Raw records

──────────────────────────────

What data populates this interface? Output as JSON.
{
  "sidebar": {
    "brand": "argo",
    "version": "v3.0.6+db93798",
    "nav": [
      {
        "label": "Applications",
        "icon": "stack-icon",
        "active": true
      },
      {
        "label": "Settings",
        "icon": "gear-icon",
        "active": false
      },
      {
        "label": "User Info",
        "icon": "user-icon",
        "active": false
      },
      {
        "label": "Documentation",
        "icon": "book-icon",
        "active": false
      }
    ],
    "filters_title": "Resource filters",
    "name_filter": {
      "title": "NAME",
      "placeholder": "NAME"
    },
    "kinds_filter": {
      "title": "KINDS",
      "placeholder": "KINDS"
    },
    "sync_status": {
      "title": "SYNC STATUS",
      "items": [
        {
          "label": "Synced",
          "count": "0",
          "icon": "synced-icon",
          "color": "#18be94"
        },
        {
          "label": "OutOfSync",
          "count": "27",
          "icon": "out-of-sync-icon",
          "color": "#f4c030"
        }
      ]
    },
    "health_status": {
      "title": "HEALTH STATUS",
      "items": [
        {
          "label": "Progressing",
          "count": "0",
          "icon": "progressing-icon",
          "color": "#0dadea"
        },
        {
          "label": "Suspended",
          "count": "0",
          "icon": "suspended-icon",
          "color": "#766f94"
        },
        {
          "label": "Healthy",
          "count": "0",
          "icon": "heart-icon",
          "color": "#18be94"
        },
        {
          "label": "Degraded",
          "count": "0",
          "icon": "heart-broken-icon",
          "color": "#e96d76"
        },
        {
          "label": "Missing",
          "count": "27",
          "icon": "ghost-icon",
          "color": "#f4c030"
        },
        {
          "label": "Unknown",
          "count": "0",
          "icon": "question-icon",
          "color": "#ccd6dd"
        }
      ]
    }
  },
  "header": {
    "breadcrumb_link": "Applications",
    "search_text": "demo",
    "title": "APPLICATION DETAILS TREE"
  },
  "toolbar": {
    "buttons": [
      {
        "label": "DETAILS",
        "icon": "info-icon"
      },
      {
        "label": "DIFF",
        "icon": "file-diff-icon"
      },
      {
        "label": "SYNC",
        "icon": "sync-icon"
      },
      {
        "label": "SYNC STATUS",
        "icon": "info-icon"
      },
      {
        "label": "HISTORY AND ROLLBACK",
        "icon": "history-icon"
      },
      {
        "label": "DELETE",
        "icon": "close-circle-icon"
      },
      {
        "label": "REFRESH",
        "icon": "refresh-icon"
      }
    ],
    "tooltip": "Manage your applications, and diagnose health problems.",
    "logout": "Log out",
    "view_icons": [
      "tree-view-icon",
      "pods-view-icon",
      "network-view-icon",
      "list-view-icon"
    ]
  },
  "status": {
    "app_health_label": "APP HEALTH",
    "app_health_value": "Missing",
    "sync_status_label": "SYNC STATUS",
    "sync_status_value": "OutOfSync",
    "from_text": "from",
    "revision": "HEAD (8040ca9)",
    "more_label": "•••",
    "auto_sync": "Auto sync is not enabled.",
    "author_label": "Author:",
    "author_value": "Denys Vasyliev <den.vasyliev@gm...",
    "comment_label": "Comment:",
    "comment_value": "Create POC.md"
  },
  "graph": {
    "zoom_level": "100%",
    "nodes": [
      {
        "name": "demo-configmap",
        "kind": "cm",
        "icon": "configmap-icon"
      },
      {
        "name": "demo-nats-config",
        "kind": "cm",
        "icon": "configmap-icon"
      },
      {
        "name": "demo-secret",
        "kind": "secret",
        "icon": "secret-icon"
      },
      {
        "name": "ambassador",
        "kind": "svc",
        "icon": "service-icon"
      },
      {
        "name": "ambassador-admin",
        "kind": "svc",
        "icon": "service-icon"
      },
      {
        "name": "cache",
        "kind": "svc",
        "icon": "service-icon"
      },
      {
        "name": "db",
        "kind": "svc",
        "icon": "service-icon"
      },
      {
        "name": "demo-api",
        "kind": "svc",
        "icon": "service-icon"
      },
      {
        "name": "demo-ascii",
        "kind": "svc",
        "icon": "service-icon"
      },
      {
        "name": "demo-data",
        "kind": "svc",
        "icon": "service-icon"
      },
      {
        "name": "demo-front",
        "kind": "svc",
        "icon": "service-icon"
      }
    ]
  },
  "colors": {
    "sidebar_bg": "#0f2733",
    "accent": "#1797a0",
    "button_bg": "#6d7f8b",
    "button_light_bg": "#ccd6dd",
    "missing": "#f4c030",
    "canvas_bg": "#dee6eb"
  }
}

──────────────────────────────

• **To do**: Show each line holding the word "data".

• **Exercise answer**:
What data populates this interface? Output as JSON.
        "name": "demo-data",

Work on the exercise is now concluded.